*Task statement*
Below are some records; state how many of their lines contain the word "protein", and add nothing.

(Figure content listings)
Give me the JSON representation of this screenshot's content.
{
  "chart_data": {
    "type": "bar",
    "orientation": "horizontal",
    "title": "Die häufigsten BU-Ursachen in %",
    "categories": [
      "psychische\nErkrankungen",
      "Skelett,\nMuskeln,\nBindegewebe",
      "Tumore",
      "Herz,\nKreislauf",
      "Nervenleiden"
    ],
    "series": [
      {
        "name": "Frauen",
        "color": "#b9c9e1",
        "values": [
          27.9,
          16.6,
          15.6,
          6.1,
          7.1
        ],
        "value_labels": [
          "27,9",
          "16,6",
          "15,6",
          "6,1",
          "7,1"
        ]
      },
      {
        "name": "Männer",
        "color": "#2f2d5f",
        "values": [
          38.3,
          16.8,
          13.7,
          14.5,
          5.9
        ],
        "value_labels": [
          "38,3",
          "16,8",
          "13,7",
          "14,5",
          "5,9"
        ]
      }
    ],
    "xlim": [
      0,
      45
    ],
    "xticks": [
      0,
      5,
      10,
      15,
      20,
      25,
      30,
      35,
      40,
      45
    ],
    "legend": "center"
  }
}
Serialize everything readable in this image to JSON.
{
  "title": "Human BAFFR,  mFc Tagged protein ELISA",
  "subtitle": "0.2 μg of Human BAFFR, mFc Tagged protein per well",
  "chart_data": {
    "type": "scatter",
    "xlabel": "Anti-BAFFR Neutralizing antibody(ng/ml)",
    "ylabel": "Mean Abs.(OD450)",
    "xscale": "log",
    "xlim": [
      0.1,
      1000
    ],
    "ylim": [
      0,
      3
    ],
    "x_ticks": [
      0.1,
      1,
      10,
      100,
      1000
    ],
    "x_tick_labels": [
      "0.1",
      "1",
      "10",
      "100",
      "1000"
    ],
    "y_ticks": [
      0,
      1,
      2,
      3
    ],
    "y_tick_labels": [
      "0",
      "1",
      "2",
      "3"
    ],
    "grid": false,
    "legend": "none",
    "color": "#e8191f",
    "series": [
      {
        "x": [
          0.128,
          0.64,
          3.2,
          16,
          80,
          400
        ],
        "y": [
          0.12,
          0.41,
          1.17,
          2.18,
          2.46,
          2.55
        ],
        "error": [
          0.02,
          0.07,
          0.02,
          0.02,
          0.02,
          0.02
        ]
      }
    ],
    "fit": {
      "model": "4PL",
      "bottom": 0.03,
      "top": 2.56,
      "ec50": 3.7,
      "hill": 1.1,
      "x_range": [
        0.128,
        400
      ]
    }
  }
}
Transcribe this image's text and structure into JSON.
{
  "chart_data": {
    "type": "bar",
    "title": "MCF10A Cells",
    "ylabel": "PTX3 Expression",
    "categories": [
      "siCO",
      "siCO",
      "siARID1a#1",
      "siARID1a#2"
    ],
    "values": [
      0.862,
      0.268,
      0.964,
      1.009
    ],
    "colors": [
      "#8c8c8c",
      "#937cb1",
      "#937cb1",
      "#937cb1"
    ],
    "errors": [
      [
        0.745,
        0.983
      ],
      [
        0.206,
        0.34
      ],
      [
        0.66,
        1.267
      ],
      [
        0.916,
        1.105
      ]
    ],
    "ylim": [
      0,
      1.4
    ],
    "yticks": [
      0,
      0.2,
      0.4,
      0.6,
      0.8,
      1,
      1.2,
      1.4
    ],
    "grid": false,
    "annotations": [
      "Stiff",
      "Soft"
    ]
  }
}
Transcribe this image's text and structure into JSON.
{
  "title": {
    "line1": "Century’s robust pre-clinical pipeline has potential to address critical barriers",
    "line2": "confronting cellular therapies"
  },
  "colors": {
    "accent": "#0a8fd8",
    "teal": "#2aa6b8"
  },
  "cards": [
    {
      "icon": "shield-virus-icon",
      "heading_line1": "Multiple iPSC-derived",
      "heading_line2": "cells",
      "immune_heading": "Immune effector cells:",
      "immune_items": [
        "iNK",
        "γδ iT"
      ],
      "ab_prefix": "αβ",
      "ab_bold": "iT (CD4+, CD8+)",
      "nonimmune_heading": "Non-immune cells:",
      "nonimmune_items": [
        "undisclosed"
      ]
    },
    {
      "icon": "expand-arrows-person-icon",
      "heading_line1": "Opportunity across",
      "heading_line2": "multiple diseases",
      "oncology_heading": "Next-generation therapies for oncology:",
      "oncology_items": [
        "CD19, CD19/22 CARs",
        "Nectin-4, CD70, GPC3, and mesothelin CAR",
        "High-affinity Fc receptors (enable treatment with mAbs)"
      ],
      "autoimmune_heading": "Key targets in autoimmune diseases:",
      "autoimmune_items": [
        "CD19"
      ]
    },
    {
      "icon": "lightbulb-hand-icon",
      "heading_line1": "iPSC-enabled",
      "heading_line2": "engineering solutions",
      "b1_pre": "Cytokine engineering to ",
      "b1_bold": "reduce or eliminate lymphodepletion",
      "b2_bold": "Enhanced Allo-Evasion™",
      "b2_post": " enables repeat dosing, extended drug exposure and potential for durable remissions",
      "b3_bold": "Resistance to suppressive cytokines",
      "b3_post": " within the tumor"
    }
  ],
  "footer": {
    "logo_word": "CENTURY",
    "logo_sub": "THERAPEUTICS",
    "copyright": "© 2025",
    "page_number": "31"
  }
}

*Reply to the exercise*
2